*Data for the task*

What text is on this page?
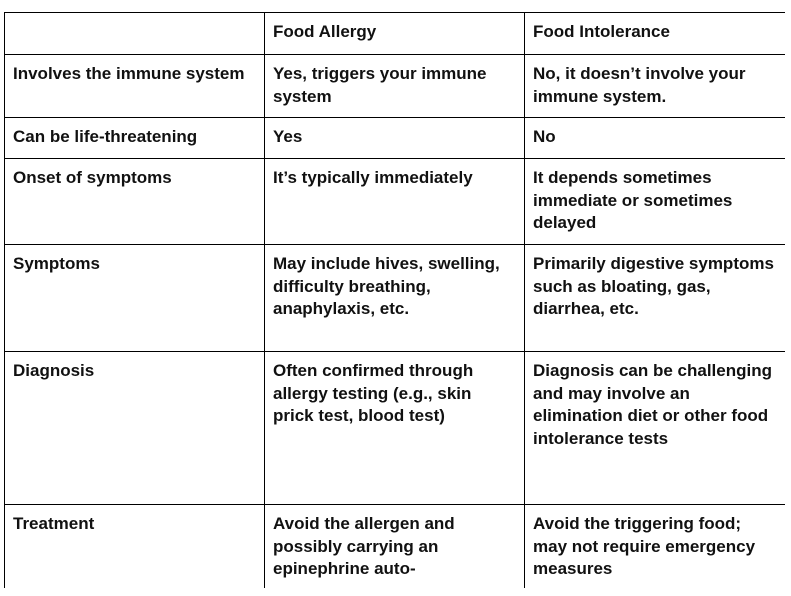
	Food Allergy	Food Intolerance
Involves the immune system	Yes, triggers your immune system	No, it doesn’t involve your immune system.
Can be life-threatening	Yes	No
Onset of symptoms	It’s typically immediately	It depends sometimes immediate or sometimes delayed
Symptoms	May include hives, swelling, difficulty breathing, anaphylaxis, etc.	Primarily digestive symptoms such as bloating, gas, diarrhea, etc.
Diagnosis	Often confirmed through allergy testing (e.g., skin prick test, blood test)	Diagnosis can be challenging and may involve an elimination diet or other food intolerance tests
Treatment	Avoid the allergen and possibly carrying an epinephrine auto-	Avoid the triggering food; may not require emergency measures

*Prompt*
List all lines in the material containing the string "involve".

*Full output*
Involves the immune system	Yes, triggers your immune system	No, it doesn’t involve your immune system.
Diagnosis	Often confirmed through allergy testing (e.g., skin prick test, blood test)	Diagnosis can be challenging and may involve an elimination diet or other food intolerance tests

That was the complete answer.